(Data entries for graphics)
======

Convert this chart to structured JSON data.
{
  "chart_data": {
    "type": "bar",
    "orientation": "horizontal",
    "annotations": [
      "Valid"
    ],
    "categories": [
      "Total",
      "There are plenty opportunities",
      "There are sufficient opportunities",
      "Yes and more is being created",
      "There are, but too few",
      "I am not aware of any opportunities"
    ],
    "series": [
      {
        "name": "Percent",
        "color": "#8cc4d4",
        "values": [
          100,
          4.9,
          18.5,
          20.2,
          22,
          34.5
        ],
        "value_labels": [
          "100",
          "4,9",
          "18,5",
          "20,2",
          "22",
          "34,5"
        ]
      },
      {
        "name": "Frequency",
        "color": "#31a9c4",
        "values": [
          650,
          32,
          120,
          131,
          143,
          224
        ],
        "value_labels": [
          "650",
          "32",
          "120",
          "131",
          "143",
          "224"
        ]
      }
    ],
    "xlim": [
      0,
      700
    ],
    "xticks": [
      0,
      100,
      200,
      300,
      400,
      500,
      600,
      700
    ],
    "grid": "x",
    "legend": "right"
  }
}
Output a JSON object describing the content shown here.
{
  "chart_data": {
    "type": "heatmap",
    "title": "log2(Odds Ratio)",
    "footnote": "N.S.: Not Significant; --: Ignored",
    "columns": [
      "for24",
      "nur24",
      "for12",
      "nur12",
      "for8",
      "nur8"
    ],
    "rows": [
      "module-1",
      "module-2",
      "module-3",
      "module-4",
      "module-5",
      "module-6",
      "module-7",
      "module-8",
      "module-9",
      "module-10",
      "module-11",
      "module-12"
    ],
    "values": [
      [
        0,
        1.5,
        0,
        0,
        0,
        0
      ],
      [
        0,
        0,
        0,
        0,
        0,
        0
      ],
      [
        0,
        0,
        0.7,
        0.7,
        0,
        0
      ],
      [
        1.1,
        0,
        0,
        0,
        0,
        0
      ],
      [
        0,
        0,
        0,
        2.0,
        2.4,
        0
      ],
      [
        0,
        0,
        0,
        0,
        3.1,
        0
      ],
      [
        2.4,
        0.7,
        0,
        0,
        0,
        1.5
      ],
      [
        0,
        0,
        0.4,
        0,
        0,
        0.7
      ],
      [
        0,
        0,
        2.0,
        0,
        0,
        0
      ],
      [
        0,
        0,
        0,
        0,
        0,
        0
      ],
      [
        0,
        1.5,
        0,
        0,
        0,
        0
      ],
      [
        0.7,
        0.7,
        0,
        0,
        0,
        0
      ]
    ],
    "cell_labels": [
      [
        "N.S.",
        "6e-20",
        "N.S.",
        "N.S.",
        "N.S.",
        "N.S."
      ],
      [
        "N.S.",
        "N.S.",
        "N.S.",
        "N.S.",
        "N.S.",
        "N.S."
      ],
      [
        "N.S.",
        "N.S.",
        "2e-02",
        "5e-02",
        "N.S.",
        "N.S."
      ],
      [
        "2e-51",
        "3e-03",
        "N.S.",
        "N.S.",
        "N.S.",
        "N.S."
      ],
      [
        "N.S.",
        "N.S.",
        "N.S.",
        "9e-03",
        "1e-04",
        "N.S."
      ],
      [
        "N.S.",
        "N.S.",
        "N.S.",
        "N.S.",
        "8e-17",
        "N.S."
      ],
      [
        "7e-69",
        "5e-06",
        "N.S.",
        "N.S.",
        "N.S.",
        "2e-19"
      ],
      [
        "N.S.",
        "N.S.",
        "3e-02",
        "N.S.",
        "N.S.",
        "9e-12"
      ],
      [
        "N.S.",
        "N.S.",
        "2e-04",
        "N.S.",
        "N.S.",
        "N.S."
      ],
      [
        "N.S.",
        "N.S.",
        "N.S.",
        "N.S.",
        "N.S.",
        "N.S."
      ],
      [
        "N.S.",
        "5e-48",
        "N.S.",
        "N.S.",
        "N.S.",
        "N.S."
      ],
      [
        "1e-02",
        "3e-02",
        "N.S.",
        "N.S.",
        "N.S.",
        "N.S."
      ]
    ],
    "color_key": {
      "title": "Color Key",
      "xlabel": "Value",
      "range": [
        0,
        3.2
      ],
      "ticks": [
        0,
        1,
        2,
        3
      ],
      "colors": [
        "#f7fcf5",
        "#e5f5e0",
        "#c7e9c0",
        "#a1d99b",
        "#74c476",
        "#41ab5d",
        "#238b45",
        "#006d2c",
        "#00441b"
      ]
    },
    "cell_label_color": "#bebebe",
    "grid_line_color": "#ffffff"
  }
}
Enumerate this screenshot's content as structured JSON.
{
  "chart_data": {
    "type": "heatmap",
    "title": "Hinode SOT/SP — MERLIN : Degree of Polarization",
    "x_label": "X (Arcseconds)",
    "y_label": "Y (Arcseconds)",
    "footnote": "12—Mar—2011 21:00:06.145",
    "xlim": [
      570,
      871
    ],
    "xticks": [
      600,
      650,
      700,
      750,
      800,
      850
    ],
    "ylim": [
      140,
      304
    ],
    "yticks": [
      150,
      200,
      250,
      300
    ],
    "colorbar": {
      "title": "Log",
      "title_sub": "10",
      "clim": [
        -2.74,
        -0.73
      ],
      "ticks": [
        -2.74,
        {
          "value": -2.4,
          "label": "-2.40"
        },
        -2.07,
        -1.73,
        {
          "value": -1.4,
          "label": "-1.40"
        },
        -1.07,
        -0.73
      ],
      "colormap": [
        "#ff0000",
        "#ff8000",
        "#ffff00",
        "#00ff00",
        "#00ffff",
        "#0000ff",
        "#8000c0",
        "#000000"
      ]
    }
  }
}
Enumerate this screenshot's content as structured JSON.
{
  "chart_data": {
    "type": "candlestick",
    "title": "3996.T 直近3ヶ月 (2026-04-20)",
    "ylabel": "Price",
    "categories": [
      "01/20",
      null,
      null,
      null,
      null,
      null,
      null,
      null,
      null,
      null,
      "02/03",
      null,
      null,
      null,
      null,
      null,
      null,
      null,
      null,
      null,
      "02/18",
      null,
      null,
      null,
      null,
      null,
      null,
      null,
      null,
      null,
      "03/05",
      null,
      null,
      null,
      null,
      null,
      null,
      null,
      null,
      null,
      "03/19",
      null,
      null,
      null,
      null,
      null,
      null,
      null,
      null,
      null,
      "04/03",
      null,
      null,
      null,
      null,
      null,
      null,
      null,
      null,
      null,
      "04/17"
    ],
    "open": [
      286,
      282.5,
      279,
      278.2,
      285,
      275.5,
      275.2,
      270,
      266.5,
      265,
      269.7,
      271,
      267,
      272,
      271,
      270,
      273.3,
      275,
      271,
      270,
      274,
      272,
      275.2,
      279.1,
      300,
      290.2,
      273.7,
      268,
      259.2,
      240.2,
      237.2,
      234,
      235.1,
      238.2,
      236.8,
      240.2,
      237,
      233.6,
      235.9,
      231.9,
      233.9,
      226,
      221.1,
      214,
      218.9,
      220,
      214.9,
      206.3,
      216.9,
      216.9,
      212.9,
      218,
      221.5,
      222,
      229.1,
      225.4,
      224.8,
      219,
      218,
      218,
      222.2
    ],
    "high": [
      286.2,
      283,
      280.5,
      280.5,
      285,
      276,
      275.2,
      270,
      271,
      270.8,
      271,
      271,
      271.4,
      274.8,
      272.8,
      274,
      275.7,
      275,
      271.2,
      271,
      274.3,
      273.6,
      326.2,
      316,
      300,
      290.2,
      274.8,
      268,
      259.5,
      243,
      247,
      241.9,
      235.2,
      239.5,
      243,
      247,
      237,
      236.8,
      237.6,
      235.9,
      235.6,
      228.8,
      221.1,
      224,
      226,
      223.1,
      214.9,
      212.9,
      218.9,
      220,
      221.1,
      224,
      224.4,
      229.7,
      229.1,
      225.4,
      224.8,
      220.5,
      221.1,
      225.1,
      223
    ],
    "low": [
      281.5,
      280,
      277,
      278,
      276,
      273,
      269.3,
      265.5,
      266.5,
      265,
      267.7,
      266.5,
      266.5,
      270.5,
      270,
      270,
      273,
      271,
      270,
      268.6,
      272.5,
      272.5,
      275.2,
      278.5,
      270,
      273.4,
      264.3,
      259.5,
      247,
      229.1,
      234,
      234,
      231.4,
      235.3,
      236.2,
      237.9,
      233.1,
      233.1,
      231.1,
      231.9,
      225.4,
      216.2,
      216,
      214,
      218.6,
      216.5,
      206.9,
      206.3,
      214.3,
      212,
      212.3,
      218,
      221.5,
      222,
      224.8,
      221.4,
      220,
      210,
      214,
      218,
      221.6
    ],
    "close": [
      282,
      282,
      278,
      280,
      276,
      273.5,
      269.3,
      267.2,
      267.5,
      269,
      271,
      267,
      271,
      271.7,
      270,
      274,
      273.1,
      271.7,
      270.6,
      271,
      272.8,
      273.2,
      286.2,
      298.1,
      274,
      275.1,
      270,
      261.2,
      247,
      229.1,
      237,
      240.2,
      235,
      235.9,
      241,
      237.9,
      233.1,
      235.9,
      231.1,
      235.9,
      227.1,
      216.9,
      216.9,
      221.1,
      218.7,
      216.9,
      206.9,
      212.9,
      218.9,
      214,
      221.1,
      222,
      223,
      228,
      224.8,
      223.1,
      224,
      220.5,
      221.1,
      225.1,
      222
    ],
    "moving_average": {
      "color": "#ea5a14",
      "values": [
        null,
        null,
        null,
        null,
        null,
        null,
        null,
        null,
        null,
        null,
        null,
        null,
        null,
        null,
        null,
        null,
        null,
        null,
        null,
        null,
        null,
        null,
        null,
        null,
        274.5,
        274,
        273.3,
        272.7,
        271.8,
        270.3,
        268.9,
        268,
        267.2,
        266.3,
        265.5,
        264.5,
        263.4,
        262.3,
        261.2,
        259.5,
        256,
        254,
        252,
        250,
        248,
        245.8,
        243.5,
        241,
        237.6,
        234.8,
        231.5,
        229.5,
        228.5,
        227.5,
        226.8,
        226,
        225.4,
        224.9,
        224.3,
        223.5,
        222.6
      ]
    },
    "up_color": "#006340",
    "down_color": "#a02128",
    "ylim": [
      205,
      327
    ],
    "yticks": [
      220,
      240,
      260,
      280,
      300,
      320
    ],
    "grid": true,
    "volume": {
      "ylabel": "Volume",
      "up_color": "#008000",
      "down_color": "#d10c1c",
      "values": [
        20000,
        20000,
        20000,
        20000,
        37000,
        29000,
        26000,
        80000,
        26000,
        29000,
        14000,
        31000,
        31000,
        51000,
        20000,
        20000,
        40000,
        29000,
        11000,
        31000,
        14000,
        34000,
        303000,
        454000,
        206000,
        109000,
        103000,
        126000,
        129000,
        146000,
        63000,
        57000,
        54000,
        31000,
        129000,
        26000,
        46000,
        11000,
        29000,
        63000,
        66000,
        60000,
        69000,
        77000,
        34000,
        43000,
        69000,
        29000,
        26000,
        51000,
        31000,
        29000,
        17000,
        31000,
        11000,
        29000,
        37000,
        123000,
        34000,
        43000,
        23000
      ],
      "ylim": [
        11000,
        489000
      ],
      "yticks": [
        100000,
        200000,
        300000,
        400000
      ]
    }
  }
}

======

Aim of the exercise: Search the listing for the string "module". Copy each line where it turns up.

Complete answer:
      "module-1",
      "module-2",
      "module-3",
      "module-4",
      "module-5",
      "module-6",
      "module-7",
      "module-8",
      "module-9",
      "module-10",
      "module-11",
      "module-12"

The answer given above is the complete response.